## GOAL
Tally up the lines that include "Missionary" and state that number by itself.

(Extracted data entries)
========================================================================

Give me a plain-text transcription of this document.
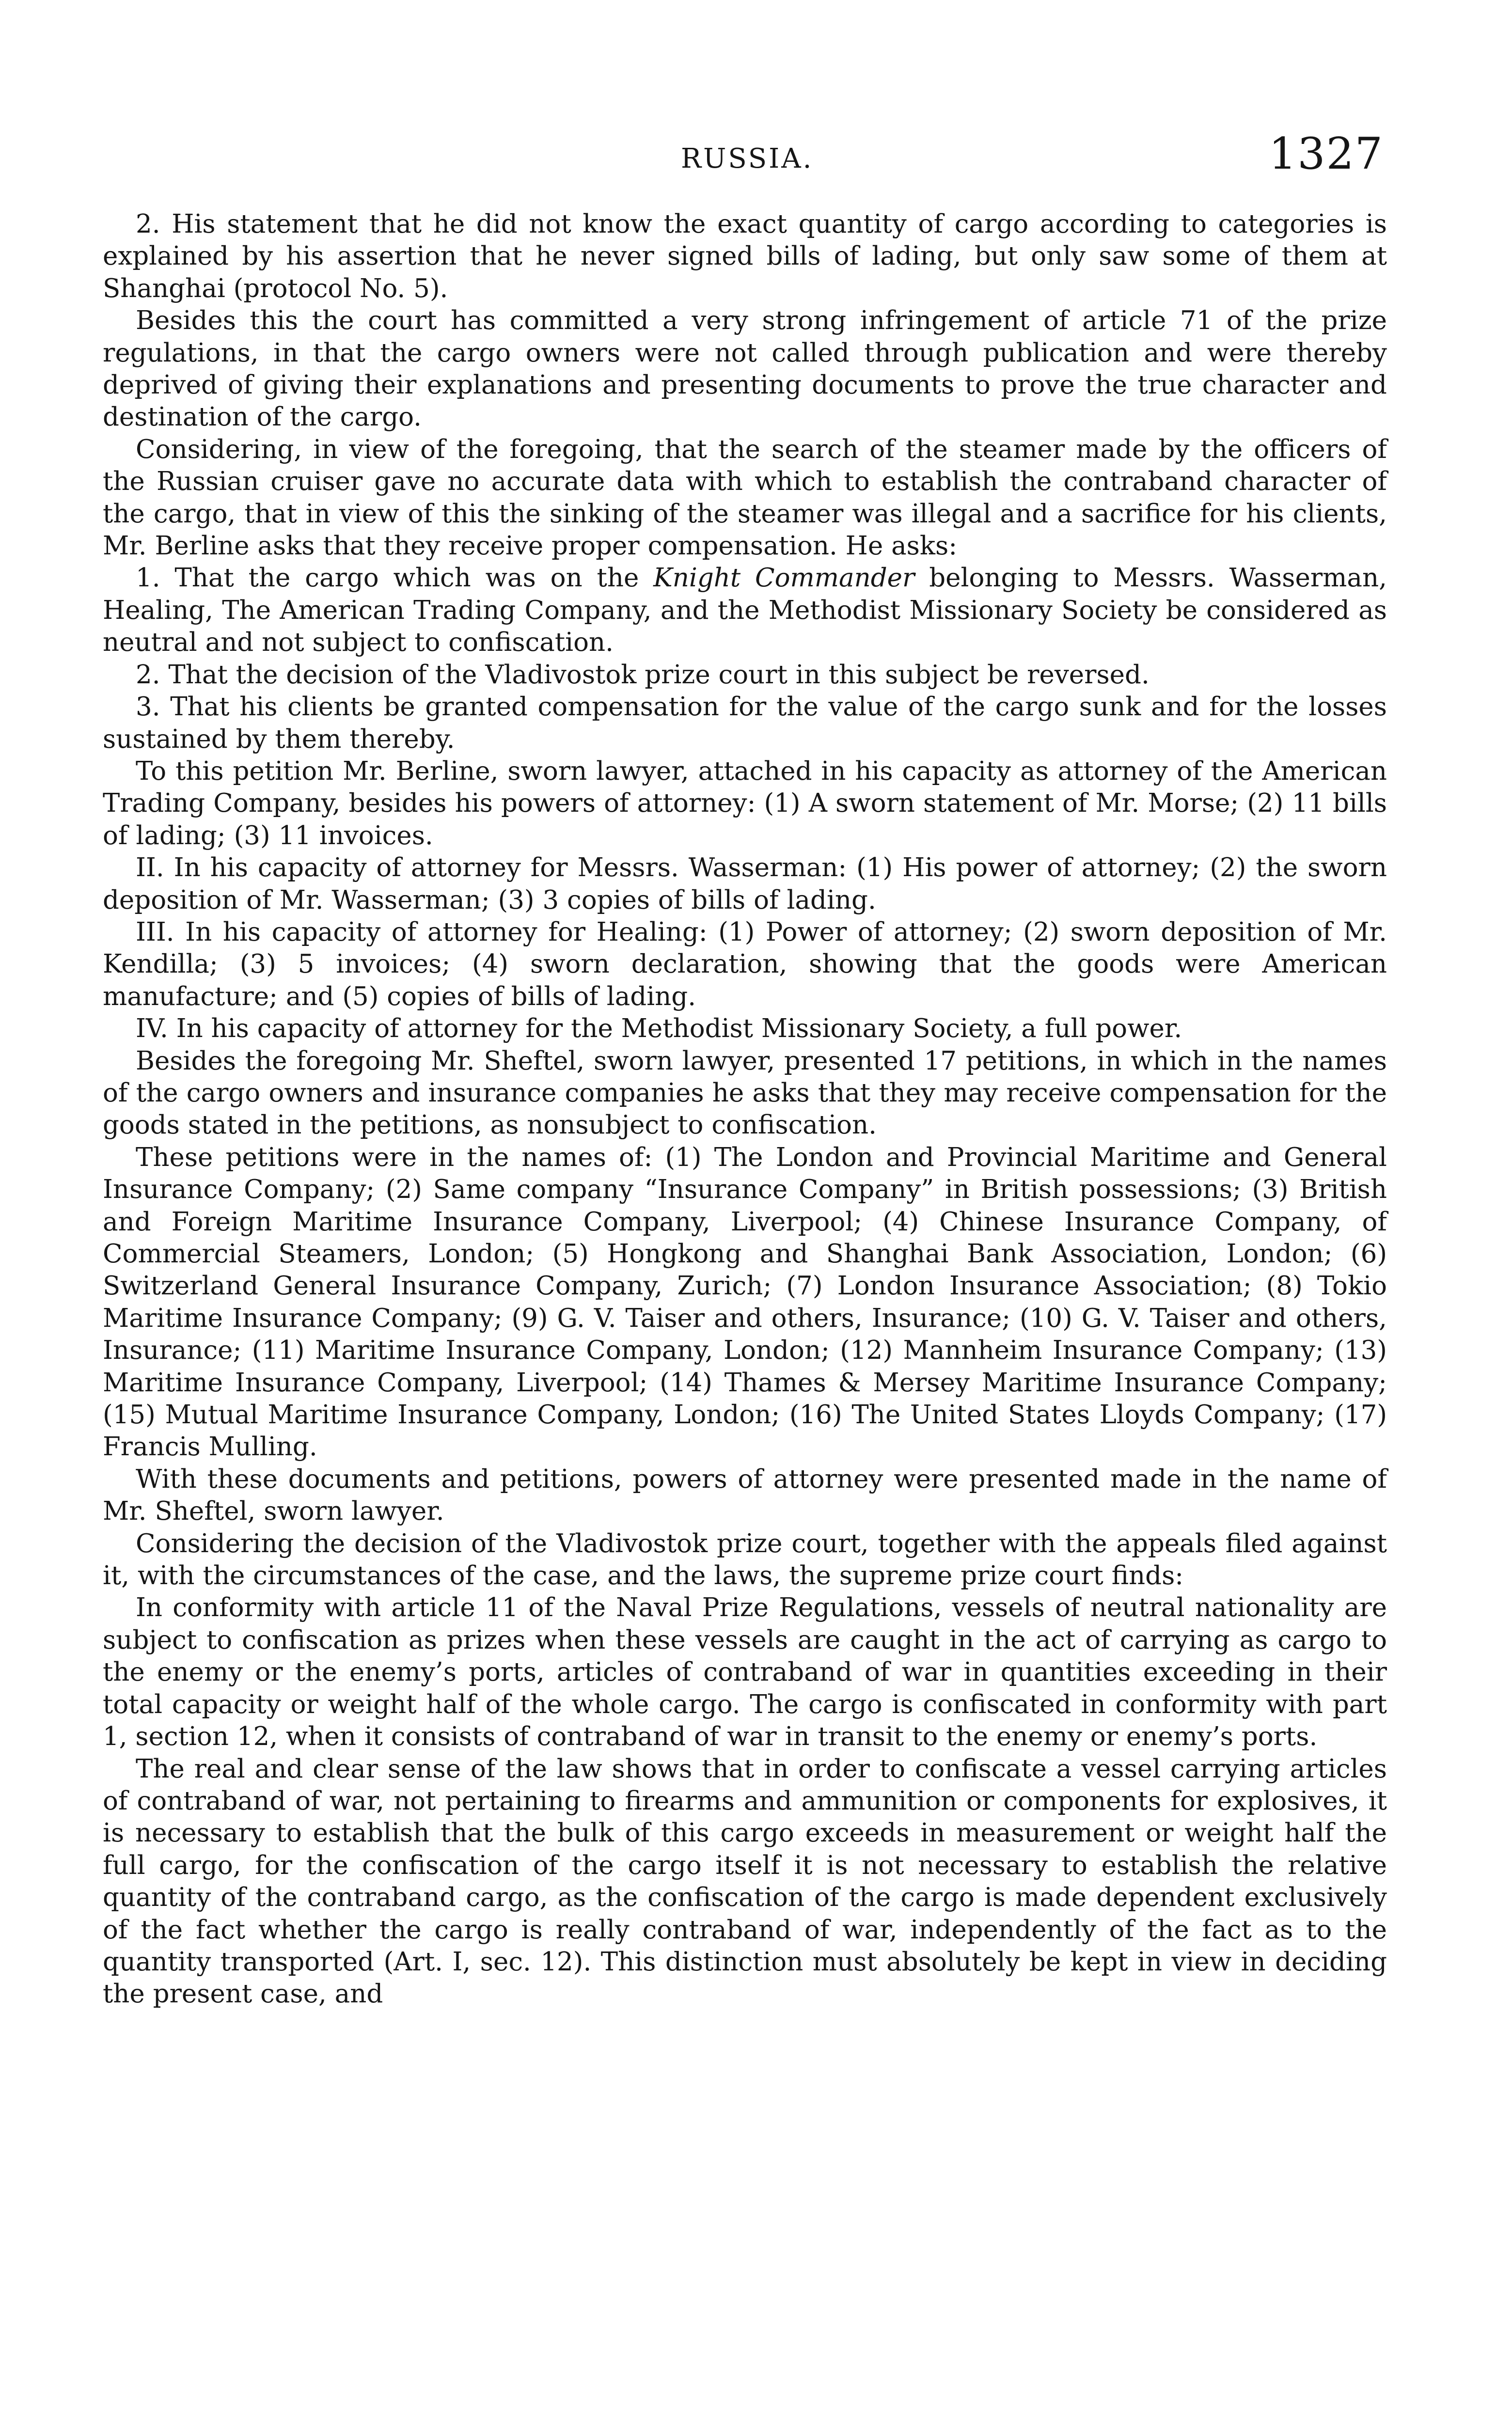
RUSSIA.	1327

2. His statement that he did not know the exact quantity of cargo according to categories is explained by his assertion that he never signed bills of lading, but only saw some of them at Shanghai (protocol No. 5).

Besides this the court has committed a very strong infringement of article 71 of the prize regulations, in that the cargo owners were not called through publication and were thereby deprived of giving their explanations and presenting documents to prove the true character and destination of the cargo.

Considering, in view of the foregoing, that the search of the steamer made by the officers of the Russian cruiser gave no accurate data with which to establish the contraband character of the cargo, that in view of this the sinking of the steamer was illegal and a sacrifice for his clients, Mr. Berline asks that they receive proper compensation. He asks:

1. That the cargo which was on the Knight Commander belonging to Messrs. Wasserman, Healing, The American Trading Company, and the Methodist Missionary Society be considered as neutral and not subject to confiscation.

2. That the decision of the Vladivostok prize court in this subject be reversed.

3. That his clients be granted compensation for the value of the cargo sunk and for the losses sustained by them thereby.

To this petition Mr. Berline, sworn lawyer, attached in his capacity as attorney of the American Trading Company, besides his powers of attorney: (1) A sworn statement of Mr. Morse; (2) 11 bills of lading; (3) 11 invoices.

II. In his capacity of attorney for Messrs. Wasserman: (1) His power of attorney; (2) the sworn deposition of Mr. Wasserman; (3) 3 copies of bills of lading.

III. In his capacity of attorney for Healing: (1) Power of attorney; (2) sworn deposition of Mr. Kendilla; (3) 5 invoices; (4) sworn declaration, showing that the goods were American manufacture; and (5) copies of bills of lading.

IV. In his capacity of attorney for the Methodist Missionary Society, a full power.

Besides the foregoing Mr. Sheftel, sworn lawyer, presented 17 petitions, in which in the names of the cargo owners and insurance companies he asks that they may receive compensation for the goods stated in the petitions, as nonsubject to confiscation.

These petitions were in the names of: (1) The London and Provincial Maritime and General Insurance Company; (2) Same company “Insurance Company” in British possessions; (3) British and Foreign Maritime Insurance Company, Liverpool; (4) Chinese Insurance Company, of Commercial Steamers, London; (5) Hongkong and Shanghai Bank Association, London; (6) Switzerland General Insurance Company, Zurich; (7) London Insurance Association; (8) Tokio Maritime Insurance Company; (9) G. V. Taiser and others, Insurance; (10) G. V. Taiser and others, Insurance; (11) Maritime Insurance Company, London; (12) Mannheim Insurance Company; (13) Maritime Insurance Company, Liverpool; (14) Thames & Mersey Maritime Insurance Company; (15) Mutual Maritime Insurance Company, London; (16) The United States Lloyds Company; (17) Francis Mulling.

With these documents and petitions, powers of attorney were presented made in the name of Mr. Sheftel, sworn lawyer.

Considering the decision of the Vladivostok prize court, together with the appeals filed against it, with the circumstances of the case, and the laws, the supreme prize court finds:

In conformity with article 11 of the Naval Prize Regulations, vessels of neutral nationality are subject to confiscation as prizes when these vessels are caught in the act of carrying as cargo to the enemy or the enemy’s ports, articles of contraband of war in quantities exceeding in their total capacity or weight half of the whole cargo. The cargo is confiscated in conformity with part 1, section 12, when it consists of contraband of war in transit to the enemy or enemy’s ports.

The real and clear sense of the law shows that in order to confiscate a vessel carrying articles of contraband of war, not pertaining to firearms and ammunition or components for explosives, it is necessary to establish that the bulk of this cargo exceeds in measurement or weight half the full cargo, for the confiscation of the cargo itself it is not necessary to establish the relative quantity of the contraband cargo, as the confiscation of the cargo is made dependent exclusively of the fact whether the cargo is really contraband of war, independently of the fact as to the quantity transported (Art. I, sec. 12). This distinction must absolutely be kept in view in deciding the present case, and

========================================================================

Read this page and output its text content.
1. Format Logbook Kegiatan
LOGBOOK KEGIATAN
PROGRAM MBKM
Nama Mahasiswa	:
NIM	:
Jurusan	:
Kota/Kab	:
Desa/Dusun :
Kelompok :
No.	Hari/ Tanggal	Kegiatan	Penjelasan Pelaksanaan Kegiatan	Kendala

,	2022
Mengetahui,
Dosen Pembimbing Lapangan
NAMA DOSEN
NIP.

========================================================================

## FULL ANSWER
2